TASK: Go through the data below. Pull out every line that has the word "Śrīmad".

MATERIAL FOR THIS TASK:

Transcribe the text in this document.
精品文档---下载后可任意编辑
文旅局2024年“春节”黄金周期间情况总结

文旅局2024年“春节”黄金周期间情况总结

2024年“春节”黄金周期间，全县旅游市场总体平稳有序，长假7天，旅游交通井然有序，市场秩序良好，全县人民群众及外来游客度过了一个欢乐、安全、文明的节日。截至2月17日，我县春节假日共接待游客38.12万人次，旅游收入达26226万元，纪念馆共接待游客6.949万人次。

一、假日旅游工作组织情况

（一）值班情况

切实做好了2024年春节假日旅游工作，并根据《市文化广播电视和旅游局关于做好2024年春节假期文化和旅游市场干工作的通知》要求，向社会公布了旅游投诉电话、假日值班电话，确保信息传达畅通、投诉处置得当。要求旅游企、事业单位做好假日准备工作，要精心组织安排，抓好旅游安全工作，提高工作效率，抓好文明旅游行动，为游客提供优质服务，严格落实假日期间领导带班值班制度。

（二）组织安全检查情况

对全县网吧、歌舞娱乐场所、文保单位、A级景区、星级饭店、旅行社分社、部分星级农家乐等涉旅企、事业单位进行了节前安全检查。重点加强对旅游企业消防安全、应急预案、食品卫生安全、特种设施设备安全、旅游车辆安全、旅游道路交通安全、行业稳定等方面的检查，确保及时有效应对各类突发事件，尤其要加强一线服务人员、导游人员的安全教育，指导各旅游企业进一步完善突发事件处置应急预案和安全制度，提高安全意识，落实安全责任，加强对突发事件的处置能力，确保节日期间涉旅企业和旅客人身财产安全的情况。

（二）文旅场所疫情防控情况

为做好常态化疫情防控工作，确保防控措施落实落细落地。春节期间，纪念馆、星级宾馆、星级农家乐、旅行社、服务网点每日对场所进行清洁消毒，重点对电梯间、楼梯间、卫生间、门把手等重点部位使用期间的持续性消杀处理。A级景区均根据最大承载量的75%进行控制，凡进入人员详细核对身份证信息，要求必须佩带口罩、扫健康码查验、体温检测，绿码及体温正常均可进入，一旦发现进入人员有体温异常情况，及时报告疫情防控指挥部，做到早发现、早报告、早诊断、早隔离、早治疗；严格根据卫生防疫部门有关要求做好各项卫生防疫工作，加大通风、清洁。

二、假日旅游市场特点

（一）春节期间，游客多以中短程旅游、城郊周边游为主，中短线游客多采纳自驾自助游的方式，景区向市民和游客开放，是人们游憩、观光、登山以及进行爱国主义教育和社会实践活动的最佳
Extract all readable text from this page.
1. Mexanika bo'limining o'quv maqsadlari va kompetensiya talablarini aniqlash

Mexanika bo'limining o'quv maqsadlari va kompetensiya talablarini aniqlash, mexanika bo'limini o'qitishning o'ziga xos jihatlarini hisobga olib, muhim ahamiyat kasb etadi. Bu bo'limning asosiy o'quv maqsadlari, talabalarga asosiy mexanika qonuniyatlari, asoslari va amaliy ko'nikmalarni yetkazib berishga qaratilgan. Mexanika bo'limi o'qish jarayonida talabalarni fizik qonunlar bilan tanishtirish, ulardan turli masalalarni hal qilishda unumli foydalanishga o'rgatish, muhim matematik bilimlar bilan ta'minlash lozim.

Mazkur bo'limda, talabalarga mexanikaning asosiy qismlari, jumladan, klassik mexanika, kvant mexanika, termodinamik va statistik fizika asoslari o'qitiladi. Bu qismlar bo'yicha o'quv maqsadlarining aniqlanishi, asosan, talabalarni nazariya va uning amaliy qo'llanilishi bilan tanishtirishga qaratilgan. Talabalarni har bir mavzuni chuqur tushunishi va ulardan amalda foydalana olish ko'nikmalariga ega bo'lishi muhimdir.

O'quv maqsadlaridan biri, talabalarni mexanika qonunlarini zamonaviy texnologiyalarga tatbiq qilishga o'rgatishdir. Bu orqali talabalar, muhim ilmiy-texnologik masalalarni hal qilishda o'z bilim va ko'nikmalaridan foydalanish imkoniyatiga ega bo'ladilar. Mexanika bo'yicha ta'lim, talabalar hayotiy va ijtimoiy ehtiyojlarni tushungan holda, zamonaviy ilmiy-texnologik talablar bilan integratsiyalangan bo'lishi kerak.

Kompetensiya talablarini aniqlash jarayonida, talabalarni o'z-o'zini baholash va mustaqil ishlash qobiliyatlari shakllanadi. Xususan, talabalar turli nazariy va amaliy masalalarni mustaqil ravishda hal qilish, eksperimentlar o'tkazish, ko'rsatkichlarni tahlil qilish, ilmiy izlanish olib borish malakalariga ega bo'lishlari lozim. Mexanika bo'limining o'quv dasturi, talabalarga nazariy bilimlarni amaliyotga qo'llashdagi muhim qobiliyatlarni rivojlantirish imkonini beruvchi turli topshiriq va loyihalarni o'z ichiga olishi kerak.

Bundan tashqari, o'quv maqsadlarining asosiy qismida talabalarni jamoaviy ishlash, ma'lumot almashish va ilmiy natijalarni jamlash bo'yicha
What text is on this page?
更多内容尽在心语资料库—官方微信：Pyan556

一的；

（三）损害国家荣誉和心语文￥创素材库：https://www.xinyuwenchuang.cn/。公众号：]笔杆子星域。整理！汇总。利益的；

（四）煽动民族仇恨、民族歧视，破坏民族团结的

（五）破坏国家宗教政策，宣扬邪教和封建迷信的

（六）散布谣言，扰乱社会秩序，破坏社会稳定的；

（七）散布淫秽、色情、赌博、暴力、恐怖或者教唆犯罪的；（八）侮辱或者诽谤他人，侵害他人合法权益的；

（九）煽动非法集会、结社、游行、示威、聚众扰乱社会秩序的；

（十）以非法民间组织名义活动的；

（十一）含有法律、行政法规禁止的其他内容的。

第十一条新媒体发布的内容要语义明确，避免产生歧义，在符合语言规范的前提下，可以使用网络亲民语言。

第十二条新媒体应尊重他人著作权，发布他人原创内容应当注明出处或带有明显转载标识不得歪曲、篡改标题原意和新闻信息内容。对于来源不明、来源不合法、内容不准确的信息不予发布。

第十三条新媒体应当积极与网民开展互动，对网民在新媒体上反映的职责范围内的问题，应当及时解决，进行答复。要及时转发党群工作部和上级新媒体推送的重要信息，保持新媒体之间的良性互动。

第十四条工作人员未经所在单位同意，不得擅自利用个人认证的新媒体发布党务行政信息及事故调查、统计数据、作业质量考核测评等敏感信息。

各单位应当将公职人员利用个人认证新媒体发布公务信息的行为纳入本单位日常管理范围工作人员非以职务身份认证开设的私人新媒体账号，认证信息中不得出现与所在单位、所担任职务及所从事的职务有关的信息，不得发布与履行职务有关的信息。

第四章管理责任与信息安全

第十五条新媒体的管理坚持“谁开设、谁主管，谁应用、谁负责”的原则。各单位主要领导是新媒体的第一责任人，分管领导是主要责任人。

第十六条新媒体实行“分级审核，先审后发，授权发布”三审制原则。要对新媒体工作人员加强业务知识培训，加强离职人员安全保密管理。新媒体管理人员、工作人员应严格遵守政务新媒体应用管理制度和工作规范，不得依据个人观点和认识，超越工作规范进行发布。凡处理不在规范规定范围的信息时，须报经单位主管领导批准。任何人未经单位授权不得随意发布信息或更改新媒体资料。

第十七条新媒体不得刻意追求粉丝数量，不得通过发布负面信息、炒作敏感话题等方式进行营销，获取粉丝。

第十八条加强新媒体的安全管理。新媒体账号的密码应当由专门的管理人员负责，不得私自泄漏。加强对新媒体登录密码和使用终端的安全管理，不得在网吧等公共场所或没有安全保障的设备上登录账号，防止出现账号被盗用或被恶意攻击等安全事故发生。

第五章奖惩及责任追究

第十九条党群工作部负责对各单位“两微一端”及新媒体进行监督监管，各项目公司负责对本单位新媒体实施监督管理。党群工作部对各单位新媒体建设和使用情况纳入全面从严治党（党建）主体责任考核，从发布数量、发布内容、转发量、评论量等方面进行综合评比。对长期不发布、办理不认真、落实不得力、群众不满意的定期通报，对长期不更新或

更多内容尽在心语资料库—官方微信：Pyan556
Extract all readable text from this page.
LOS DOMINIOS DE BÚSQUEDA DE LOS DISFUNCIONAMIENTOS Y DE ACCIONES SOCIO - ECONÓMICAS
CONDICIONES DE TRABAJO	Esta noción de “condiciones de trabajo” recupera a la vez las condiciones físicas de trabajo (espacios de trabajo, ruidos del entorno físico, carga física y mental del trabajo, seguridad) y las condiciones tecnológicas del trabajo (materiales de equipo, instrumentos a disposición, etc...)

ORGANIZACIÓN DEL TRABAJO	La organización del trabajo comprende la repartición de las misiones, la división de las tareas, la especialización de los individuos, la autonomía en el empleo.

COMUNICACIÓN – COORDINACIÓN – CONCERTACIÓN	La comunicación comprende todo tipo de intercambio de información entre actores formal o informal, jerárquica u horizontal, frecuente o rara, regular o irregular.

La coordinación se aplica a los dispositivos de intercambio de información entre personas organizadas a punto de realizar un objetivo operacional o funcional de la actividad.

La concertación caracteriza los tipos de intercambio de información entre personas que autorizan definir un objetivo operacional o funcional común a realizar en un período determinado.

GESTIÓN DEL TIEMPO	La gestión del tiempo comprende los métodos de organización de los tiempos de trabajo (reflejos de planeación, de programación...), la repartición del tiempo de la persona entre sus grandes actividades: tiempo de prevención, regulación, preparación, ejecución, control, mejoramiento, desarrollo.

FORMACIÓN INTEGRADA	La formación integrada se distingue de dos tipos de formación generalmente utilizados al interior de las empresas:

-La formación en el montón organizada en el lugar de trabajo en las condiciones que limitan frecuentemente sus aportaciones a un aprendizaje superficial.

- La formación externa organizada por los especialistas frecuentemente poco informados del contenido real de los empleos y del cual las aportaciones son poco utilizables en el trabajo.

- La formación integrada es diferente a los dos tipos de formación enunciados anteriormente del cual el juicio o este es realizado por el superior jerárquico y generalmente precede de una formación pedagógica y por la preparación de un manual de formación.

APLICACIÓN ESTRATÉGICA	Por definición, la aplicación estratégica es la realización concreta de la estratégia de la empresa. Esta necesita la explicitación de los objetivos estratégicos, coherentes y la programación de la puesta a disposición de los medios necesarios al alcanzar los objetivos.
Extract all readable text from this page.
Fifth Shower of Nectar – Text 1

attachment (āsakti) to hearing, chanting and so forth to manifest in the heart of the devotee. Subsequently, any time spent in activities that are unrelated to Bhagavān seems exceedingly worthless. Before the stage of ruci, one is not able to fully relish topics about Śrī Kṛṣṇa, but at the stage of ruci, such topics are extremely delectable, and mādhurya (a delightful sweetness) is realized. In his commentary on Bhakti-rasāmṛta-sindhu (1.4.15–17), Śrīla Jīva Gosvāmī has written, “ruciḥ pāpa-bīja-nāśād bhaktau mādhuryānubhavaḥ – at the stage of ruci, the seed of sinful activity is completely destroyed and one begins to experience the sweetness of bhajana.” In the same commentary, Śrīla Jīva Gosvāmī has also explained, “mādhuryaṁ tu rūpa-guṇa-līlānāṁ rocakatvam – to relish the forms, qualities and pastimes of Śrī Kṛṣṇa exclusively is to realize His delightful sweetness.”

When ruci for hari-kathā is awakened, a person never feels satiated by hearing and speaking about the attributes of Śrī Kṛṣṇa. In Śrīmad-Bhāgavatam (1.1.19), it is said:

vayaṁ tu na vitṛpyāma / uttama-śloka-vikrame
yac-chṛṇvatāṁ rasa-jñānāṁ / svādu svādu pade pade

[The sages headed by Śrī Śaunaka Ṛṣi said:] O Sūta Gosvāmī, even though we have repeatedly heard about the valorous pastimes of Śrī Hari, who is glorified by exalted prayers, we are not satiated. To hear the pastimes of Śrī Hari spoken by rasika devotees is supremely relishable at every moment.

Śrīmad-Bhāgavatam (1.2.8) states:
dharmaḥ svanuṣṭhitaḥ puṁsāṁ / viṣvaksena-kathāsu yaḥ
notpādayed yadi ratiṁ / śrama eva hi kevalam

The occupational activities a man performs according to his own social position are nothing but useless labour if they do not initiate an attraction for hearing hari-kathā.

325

FINISHED EXERCISE:
When ruci for hari-kathā is awakened, a person never feels satiated by hearing and speaking about the attributes of Śrī Kṛṣṇa. In Śrīmad-Bhāgavatam (1.1.19), it is said:
Śrīmad-Bhāgavatam (1.2.8) states:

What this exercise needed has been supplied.